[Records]

•••

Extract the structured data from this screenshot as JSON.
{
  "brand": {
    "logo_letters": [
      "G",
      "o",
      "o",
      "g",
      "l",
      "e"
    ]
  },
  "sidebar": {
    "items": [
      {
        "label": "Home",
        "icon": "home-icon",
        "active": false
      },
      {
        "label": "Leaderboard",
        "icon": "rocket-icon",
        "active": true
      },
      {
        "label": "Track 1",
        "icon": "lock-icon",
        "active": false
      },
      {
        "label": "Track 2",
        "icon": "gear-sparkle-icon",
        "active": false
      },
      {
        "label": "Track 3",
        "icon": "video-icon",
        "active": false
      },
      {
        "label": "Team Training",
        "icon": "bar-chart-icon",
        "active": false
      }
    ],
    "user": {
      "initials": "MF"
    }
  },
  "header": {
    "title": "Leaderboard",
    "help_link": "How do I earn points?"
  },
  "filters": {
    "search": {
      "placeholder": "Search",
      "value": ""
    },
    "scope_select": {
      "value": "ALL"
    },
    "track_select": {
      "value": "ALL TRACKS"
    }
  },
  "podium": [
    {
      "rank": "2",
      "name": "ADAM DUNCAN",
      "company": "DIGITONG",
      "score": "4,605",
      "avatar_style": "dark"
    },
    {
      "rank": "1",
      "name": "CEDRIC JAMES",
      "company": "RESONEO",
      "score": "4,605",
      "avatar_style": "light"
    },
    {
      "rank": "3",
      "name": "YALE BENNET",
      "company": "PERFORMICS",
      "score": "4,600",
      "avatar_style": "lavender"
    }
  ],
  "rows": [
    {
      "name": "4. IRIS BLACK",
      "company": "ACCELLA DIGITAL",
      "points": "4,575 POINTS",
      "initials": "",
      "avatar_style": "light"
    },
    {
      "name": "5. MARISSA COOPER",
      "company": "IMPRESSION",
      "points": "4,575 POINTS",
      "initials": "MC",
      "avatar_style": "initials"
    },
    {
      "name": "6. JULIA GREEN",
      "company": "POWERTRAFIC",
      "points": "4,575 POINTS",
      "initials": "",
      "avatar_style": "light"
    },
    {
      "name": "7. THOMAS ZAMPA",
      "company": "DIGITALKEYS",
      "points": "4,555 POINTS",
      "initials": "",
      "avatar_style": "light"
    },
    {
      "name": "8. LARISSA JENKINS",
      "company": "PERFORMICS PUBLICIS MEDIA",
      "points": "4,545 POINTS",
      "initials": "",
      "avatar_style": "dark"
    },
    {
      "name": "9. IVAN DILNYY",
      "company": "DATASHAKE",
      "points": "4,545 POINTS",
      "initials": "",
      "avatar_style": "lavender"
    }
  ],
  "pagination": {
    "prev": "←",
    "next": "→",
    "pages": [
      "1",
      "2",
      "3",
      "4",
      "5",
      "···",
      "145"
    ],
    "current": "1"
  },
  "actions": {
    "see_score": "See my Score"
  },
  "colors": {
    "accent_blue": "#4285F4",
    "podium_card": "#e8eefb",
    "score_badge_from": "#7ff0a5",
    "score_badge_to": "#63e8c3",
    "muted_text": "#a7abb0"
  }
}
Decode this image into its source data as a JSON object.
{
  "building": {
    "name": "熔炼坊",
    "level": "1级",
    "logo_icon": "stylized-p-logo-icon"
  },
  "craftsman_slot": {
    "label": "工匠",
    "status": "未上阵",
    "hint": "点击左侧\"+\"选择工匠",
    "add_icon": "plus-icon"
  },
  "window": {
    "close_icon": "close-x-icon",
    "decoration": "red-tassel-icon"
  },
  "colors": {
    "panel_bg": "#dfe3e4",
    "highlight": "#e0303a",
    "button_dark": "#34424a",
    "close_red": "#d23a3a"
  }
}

•••

### [Task prompt]
Give back exactly the lines that run from the line with "Decode this image" through the close of the material, counting both ends, and nothing more.

### [Response for this exercise]
Decode this image into its source data as a JSON object.
{
  "building": {
    "name": "熔炼坊",
    "level": "1级",
    "logo_icon": "stylized-p-logo-icon"
  },
  "craftsman_slot": {
    "label": "工匠",
    "status": "未上阵",
    "hint": "点击左侧\"+\"选择工匠",
    "add_icon": "plus-icon"
  },
  "window": {
    "close_icon": "close-x-icon",
    "decoration": "red-tassel-icon"
  },
  "colors": {
    "panel_bg": "#dfe3e4",
    "highlight": "#e0303a",
    "button_dark": "#34424a",
    "close_red": "#d23a3a"
  }
}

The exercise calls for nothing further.